# Required work
Retype everything in the listing, leaving each line exactly as it is.

# Supplied entries
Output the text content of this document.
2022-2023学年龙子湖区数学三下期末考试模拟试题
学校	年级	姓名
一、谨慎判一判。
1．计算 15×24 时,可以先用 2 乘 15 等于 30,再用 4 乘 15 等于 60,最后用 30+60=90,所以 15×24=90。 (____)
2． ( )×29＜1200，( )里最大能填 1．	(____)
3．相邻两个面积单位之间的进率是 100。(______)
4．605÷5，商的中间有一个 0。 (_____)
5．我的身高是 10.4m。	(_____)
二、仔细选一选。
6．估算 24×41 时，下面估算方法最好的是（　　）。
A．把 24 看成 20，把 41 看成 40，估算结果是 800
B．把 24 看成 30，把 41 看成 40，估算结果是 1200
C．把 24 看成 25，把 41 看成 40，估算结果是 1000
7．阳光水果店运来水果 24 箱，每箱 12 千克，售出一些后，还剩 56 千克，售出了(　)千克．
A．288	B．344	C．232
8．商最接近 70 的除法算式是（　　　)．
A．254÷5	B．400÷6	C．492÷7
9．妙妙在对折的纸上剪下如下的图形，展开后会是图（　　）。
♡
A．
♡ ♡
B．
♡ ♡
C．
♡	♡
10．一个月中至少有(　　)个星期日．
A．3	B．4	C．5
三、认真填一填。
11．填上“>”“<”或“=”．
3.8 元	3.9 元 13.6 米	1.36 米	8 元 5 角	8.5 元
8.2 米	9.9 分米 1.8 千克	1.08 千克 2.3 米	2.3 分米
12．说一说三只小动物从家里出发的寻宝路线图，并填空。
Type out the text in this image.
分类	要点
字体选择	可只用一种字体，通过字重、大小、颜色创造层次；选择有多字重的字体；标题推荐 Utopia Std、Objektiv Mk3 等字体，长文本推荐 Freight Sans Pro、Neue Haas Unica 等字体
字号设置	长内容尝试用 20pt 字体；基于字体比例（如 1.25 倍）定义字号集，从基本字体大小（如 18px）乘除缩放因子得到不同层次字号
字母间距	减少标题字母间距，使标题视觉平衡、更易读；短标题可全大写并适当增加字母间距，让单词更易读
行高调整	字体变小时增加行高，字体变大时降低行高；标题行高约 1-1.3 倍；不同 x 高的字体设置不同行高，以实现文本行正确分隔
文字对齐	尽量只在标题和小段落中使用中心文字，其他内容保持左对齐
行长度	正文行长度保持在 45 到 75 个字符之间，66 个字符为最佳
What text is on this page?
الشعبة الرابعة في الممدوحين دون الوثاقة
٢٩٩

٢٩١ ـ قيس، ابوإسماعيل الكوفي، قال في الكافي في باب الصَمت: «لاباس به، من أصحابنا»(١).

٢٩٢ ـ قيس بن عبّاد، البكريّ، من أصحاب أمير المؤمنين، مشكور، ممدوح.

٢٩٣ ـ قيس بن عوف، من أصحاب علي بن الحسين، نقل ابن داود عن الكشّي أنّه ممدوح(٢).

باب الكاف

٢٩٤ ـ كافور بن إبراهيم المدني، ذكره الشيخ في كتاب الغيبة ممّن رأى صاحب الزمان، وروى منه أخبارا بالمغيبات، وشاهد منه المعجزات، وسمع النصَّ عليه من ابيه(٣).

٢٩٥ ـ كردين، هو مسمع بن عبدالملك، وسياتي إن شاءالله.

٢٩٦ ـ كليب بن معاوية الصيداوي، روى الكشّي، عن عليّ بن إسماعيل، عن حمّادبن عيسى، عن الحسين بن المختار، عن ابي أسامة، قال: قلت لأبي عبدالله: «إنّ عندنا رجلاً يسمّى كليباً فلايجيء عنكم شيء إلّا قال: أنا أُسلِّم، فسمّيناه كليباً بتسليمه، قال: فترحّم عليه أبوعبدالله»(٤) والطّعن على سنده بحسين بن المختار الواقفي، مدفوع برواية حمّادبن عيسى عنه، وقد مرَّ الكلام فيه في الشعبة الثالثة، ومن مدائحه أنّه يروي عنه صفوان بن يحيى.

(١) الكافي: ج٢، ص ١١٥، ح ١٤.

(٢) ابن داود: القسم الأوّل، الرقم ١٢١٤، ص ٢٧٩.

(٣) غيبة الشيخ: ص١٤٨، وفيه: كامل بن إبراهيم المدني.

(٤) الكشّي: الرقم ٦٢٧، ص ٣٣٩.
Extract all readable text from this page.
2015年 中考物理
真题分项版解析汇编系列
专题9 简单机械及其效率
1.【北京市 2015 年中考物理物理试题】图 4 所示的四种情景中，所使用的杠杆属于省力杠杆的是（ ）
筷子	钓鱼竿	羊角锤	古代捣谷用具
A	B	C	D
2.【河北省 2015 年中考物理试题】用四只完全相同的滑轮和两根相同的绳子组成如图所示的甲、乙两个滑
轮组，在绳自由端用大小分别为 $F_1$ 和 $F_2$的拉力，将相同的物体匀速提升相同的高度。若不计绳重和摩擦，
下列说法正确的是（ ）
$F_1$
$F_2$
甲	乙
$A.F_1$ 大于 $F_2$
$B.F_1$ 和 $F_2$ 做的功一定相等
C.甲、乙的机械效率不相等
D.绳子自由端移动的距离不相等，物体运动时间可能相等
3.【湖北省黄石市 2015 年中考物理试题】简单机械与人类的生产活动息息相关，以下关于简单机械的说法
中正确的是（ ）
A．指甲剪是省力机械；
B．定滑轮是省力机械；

# Correct result
Output the text content of this document.
2022-2023学年龙子湖区数学三下期末考试模拟试题
学校	年级	姓名
一、谨慎判一判。
1．计算 15×24 时,可以先用 2 乘 15 等于 30,再用 4 乘 15 等于 60,最后用 30+60=90,所以 15×24=90。 (____)
2． ( )×29＜1200，( )里最大能填 1．	(____)
3．相邻两个面积单位之间的进率是 100。(______)
4．605÷5，商的中间有一个 0。 (_____)
5．我的身高是 10.4m。	(_____)
二、仔细选一选。
6．估算 24×41 时，下面估算方法最好的是（　　）。
A．把 24 看成 20，把 41 看成 40，估算结果是 800
B．把 24 看成 30，把 41 看成 40，估算结果是 1200
C．把 24 看成 25，把 41 看成 40，估算结果是 1000
7．阳光水果店运来水果 24 箱，每箱 12 千克，售出一些后，还剩 56 千克，售出了(　)千克．
A．288	B．344	C．232
8．商最接近 70 的除法算式是（　　　)．
A．254÷5	B．400÷6	C．492÷7
9．妙妙在对折的纸上剪下如下的图形，展开后会是图（　　）。
♡
A．
♡ ♡
B．
♡ ♡
C．
♡	♡
10．一个月中至少有(　　)个星期日．
A．3	B．4	C．5
三、认真填一填。
11．填上“>”“<”或“=”．
3.8 元	3.9 元 13.6 米	1.36 米	8 元 5 角	8.5 元
8.2 米	9.9 分米 1.8 千克	1.08 千克 2.3 米	2.3 分米
12．说一说三只小动物从家里出发的寻宝路线图，并填空。
Type out the text in this image.
分类	要点
字体选择	可只用一种字体，通过字重、大小、颜色创造层次；选择有多字重的字体；标题推荐 Utopia Std、Objektiv Mk3 等字体，长文本推荐 Freight Sans Pro、Neue Haas Unica 等字体
字号设置	长内容尝试用 20pt 字体；基于字体比例（如 1.25 倍）定义字号集，从基本字体大小（如 18px）乘除缩放因子得到不同层次字号
字母间距	减少标题字母间距，使标题视觉平衡、更易读；短标题可全大写并适当增加字母间距，让单词更易读
行高调整	字体变小时增加行高，字体变大时降低行高；标题行高约 1-1.3 倍；不同 x 高的字体设置不同行高，以实现文本行正确分隔
文字对齐	尽量只在标题和小段落中使用中心文字，其他内容保持左对齐
行长度	正文行长度保持在 45 到 75 个字符之间，66 个字符为最佳
What text is on this page?
الشعبة الرابعة في الممدوحين دون الوثاقة
٢٩٩

٢٩١ ـ قيس، ابوإسماعيل الكوفي، قال في الكافي في باب الصَمت: «لاباس به، من أصحابنا»(١).

٢٩٢ ـ قيس بن عبّاد، البكريّ، من أصحاب أمير المؤمنين، مشكور، ممدوح.

٢٩٣ ـ قيس بن عوف، من أصحاب علي بن الحسين، نقل ابن داود عن الكشّي أنّه ممدوح(٢).

باب الكاف

٢٩٤ ـ كافور بن إبراهيم المدني، ذكره الشيخ في كتاب الغيبة ممّن رأى صاحب الزمان، وروى منه أخبارا بالمغيبات، وشاهد منه المعجزات، وسمع النصَّ عليه من ابيه(٣).

٢٩٥ ـ كردين، هو مسمع بن عبدالملك، وسياتي إن شاءالله.

٢٩٦ ـ كليب بن معاوية الصيداوي، روى الكشّي، عن عليّ بن إسماعيل، عن حمّادبن عيسى، عن الحسين بن المختار، عن ابي أسامة، قال: قلت لأبي عبدالله: «إنّ عندنا رجلاً يسمّى كليباً فلايجيء عنكم شيء إلّا قال: أنا أُسلِّم، فسمّيناه كليباً بتسليمه، قال: فترحّم عليه أبوعبدالله»(٤) والطّعن على سنده بحسين بن المختار الواقفي، مدفوع برواية حمّادبن عيسى عنه، وقد مرَّ الكلام فيه في الشعبة الثالثة، ومن مدائحه أنّه يروي عنه صفوان بن يحيى.

(١) الكافي: ج٢، ص ١١٥، ح ١٤.

(٢) ابن داود: القسم الأوّل، الرقم ١٢١٤، ص ٢٧٩.

(٣) غيبة الشيخ: ص١٤٨، وفيه: كامل بن إبراهيم المدني.

(٤) الكشّي: الرقم ٦٢٧، ص ٣٣٩.
Extract all readable text from this page.
2015年 中考物理
真题分项版解析汇编系列
专题9 简单机械及其效率
1.【北京市 2015 年中考物理物理试题】图 4 所示的四种情景中，所使用的杠杆属于省力杠杆的是（ ）
筷子	钓鱼竿	羊角锤	古代捣谷用具
A	B	C	D
2.【河北省 2015 年中考物理试题】用四只完全相同的滑轮和两根相同的绳子组成如图所示的甲、乙两个滑
轮组，在绳自由端用大小分别为 $F_1$ 和 $F_2$的拉力，将相同的物体匀速提升相同的高度。若不计绳重和摩擦，
下列说法正确的是（ ）
$F_1$
$F_2$
甲	乙
$A.F_1$ 大于 $F_2$
$B.F_1$ 和 $F_2$ 做的功一定相等
C.甲、乙的机械效率不相等
D.绳子自由端移动的距离不相等，物体运动时间可能相等
3.【湖北省黄石市 2015 年中考物理试题】简单机械与人类的生产活动息息相关，以下关于简单机械的说法
中正确的是（ ）
A．指甲剪是省力机械；
B．定滑轮是省力机械；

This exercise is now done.